**Given exercise**: Copy each line of the data below with the word "Months".

**Supplied records**:
^^^^

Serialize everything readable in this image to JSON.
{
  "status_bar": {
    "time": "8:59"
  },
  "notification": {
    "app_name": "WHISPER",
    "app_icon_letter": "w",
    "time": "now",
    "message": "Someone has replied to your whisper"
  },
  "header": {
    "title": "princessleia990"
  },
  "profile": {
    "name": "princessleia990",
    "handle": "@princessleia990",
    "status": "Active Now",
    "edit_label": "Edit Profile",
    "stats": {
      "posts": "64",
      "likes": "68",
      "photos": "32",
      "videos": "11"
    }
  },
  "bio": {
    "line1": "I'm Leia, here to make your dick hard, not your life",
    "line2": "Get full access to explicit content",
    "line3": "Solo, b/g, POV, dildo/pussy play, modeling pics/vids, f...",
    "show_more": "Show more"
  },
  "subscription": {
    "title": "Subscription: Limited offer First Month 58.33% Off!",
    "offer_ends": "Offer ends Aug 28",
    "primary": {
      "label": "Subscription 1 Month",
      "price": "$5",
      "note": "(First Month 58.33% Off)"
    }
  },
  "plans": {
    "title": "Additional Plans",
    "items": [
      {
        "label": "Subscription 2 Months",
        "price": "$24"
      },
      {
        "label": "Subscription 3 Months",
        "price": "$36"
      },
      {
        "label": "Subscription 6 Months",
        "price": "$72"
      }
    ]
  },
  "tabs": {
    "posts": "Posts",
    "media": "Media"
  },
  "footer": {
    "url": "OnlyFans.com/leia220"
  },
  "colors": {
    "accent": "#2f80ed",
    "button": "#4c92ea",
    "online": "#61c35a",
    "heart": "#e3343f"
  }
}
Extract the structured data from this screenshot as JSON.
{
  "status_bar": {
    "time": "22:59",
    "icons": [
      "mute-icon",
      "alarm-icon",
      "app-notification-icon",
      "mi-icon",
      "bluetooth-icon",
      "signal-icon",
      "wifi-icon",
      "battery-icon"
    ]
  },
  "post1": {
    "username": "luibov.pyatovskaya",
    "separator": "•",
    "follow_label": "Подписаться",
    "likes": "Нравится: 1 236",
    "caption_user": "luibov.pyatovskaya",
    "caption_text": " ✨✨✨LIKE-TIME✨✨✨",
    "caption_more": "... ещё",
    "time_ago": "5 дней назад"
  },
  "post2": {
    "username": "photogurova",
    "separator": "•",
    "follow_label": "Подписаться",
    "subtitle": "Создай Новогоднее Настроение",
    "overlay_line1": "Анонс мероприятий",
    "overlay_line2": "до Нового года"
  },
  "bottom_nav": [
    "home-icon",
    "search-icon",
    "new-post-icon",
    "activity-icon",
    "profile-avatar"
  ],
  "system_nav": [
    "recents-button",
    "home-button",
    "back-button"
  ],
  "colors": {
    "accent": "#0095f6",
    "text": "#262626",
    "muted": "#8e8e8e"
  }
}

^^^^

**Reply to the exercise**:
        "label": "Subscription 2 Months",
        "label": "Subscription 3 Months",
        "label": "Subscription 6 Months",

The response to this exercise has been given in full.